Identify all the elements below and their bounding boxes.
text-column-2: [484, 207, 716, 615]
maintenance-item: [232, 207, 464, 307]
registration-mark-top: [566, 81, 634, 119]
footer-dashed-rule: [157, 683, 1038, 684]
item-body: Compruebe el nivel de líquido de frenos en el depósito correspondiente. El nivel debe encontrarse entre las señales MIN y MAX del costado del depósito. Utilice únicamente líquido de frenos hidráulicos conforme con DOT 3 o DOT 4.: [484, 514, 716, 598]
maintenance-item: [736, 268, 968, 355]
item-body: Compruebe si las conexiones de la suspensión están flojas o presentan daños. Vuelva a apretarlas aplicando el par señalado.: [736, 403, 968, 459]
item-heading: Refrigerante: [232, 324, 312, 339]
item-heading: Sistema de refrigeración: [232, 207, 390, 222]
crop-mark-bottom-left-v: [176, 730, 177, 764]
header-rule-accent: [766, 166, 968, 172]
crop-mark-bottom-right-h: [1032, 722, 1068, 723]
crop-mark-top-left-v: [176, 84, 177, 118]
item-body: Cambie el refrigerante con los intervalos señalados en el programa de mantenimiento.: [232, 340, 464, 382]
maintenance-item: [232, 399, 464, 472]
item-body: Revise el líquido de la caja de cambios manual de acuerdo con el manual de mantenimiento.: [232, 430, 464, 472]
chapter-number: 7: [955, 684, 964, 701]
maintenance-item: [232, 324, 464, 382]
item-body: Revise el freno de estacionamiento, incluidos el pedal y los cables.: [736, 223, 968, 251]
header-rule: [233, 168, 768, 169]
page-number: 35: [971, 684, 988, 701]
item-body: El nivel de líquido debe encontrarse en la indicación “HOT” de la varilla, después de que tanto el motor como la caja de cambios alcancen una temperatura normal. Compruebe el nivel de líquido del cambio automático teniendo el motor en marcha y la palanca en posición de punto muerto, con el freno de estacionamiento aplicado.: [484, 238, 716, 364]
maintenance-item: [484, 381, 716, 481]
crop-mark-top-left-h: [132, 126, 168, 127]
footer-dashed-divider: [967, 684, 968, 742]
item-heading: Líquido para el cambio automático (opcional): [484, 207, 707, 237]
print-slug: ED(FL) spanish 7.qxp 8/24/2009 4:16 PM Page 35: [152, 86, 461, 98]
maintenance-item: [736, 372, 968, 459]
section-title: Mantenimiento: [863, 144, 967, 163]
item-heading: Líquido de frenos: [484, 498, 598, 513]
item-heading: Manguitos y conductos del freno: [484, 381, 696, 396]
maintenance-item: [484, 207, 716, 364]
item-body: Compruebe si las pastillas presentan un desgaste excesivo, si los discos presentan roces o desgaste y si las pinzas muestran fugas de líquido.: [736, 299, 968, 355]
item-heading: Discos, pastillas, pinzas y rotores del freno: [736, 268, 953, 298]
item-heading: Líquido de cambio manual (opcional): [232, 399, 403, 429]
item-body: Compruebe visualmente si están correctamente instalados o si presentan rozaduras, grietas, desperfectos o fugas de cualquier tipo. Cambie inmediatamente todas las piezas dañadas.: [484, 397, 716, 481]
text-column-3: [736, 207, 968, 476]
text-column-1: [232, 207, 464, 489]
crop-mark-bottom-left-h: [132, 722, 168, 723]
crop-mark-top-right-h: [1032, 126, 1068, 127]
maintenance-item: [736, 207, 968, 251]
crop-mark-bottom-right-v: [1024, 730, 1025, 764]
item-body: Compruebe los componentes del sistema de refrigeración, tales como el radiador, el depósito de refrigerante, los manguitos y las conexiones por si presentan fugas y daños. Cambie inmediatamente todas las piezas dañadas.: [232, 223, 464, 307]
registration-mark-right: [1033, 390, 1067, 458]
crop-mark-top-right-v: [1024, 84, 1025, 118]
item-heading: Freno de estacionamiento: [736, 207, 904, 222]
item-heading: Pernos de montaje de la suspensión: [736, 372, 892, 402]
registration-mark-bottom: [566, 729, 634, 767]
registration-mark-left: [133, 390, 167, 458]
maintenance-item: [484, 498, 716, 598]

§ Exercise: Show each line in the items above that includes the word "rule".

§ Response to the task:
footer-dashed-rule: [157, 683, 1038, 684]
header-rule-accent: [766, 166, 968, 172]
header-rule: [233, 168, 768, 169]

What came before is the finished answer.